"""
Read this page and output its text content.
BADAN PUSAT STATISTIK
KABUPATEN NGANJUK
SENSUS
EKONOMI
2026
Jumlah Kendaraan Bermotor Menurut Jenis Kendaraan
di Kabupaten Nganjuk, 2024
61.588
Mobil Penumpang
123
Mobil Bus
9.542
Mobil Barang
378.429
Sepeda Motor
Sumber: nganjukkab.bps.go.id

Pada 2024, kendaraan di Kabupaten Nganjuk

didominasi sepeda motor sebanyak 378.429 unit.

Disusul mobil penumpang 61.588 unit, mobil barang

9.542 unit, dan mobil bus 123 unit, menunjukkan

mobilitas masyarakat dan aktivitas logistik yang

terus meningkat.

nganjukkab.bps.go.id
"""
WORK TO COMPLETE. Gather each line from the entries above that includes the word "nganjukkab".

WRITTEN SOLUTION.
Sumber: nganjukkab.bps.go.id
nganjukkab.bps.go.id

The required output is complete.